- **SHORT PROBLEM**
Retype each entry below exactly as it stands.

═════ RECORDS SUPPLIED ═════

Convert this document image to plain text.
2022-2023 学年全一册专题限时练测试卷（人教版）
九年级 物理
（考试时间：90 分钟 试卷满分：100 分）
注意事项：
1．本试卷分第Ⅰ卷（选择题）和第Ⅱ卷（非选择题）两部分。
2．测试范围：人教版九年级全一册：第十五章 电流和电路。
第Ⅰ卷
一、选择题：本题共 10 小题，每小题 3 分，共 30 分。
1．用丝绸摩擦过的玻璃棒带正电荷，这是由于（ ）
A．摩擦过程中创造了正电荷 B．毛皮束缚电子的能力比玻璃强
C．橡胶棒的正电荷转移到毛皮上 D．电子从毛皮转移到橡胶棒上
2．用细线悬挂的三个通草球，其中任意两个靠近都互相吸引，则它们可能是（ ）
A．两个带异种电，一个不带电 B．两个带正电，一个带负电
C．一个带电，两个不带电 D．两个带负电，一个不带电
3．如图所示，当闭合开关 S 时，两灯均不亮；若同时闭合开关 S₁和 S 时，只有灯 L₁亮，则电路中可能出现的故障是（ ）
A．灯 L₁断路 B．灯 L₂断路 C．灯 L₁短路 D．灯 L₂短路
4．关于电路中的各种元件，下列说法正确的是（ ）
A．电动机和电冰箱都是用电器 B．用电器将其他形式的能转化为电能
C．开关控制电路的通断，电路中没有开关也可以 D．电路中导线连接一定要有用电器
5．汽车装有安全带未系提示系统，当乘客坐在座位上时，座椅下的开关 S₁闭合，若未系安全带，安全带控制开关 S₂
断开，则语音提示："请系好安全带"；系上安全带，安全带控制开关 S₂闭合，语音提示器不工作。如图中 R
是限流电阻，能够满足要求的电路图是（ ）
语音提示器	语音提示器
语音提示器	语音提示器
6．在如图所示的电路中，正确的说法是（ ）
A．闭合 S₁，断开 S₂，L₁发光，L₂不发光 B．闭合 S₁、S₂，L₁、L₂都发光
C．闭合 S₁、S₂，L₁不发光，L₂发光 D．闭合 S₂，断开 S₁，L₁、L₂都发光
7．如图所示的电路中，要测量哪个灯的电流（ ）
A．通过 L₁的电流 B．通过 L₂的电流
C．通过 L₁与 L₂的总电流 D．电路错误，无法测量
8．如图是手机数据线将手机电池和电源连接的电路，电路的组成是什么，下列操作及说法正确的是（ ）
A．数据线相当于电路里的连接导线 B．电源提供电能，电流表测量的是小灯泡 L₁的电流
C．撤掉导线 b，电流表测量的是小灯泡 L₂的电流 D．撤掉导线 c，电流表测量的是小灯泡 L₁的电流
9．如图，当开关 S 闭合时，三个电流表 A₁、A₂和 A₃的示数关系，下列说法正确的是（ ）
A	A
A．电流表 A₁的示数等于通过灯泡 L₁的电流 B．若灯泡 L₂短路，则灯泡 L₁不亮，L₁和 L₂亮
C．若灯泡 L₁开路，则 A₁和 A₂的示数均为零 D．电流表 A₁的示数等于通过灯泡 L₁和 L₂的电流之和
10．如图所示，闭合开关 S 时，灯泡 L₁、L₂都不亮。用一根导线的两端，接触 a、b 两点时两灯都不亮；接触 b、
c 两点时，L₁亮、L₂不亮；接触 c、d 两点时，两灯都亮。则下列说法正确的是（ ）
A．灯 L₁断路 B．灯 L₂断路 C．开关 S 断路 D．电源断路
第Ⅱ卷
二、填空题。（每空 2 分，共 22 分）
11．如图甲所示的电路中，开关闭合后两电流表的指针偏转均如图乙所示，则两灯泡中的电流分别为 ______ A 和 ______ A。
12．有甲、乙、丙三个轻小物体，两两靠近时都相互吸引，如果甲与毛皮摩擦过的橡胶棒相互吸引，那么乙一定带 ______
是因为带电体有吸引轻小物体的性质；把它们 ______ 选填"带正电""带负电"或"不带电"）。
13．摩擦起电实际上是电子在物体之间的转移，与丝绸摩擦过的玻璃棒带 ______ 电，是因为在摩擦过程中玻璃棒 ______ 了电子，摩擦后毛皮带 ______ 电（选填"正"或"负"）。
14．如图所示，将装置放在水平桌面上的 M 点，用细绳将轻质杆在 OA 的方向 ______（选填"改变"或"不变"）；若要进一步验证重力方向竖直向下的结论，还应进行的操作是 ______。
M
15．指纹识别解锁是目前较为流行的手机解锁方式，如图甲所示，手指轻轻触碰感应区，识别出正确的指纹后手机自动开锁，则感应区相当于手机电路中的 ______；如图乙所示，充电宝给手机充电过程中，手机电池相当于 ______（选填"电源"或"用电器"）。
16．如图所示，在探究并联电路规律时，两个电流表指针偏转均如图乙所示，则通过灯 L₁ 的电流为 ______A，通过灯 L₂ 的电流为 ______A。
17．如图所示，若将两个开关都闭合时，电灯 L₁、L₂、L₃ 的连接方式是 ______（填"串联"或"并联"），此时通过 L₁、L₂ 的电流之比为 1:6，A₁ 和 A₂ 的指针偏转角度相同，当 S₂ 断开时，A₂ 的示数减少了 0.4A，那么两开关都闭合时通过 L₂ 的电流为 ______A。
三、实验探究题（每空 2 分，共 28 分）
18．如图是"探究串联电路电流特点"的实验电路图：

═════

- **OUTPUT FOR THIS EXERCISE**
Convert this document image to plain text.
2022-2023 学年全一册专题限时练测试卷（人教版）
九年级 物理
（考试时间：90 分钟 试卷满分：100 分）
注意事项：
1．本试卷分第Ⅰ卷（选择题）和第Ⅱ卷（非选择题）两部分。
2．测试范围：人教版九年级全一册：第十五章 电流和电路。
第Ⅰ卷
一、选择题：本题共 10 小题，每小题 3 分，共 30 分。
1．用丝绸摩擦过的玻璃棒带正电荷，这是由于（ ）
A．摩擦过程中创造了正电荷 B．毛皮束缚电子的能力比玻璃强
C．橡胶棒的正电荷转移到毛皮上 D．电子从毛皮转移到橡胶棒上
2．用细线悬挂的三个通草球，其中任意两个靠近都互相吸引，则它们可能是（ ）
A．两个带异种电，一个不带电 B．两个带正电，一个带负电
C．一个带电，两个不带电 D．两个带负电，一个不带电
3．如图所示，当闭合开关 S 时，两灯均不亮；若同时闭合开关 S₁和 S 时，只有灯 L₁亮，则电路中可能出现的故障是（ ）
A．灯 L₁断路 B．灯 L₂断路 C．灯 L₁短路 D．灯 L₂短路
4．关于电路中的各种元件，下列说法正确的是（ ）
A．电动机和电冰箱都是用电器 B．用电器将其他形式的能转化为电能
C．开关控制电路的通断，电路中没有开关也可以 D．电路中导线连接一定要有用电器
5．汽车装有安全带未系提示系统，当乘客坐在座位上时，座椅下的开关 S₁闭合，若未系安全带，安全带控制开关 S₂
断开，则语音提示："请系好安全带"；系上安全带，安全带控制开关 S₂闭合，语音提示器不工作。如图中 R
是限流电阻，能够满足要求的电路图是（ ）
语音提示器	语音提示器
语音提示器	语音提示器
6．在如图所示的电路中，正确的说法是（ ）
A．闭合 S₁，断开 S₂，L₁发光，L₂不发光 B．闭合 S₁、S₂，L₁、L₂都发光
C．闭合 S₁、S₂，L₁不发光，L₂发光 D．闭合 S₂，断开 S₁，L₁、L₂都发光
7．如图所示的电路中，要测量哪个灯的电流（ ）
A．通过 L₁的电流 B．通过 L₂的电流
C．通过 L₁与 L₂的总电流 D．电路错误，无法测量
8．如图是手机数据线将手机电池和电源连接的电路，电路的组成是什么，下列操作及说法正确的是（ ）
A．数据线相当于电路里的连接导线 B．电源提供电能，电流表测量的是小灯泡 L₁的电流
C．撤掉导线 b，电流表测量的是小灯泡 L₂的电流 D．撤掉导线 c，电流表测量的是小灯泡 L₁的电流
9．如图，当开关 S 闭合时，三个电流表 A₁、A₂和 A₃的示数关系，下列说法正确的是（ ）
A	A
A．电流表 A₁的示数等于通过灯泡 L₁的电流 B．若灯泡 L₂短路，则灯泡 L₁不亮，L₁和 L₂亮
C．若灯泡 L₁开路，则 A₁和 A₂的示数均为零 D．电流表 A₁的示数等于通过灯泡 L₁和 L₂的电流之和
10．如图所示，闭合开关 S 时，灯泡 L₁、L₂都不亮。用一根导线的两端，接触 a、b 两点时两灯都不亮；接触 b、
c 两点时，L₁亮、L₂不亮；接触 c、d 两点时，两灯都亮。则下列说法正确的是（ ）
A．灯 L₁断路 B．灯 L₂断路 C．开关 S 断路 D．电源断路
第Ⅱ卷
二、填空题。（每空 2 分，共 22 分）
11．如图甲所示的电路中，开关闭合后两电流表的指针偏转均如图乙所示，则两灯泡中的电流分别为 ______ A 和 ______ A。
12．有甲、乙、丙三个轻小物体，两两靠近时都相互吸引，如果甲与毛皮摩擦过的橡胶棒相互吸引，那么乙一定带 ______
是因为带电体有吸引轻小物体的性质；把它们 ______ 选填"带正电""带负电"或"不带电"）。
13．摩擦起电实际上是电子在物体之间的转移，与丝绸摩擦过的玻璃棒带 ______ 电，是因为在摩擦过程中玻璃棒 ______ 了电子，摩擦后毛皮带 ______ 电（选填"正"或"负"）。
14．如图所示，将装置放在水平桌面上的 M 点，用细绳将轻质杆在 OA 的方向 ______（选填"改变"或"不变"）；若要进一步验证重力方向竖直向下的结论，还应进行的操作是 ______。
M
15．指纹识别解锁是目前较为流行的手机解锁方式，如图甲所示，手指轻轻触碰感应区，识别出正确的指纹后手机自动开锁，则感应区相当于手机电路中的 ______；如图乙所示，充电宝给手机充电过程中，手机电池相当于 ______（选填"电源"或"用电器"）。
16．如图所示，在探究并联电路规律时，两个电流表指针偏转均如图乙所示，则通过灯 L₁ 的电流为 ______A，通过灯 L₂ 的电流为 ______A。
17．如图所示，若将两个开关都闭合时，电灯 L₁、L₂、L₃ 的连接方式是 ______（填"串联"或"并联"），此时通过 L₁、L₂ 的电流之比为 1:6，A₁ 和 A₂ 的指针偏转角度相同，当 S₂ 断开时，A₂ 的示数减少了 0.4A，那么两开关都闭合时通过 L₂ 的电流为 ______A。
三、实验探究题（每空 2 分，共 28 分）
18．如图是"探究串联电路电流特点"的实验电路图：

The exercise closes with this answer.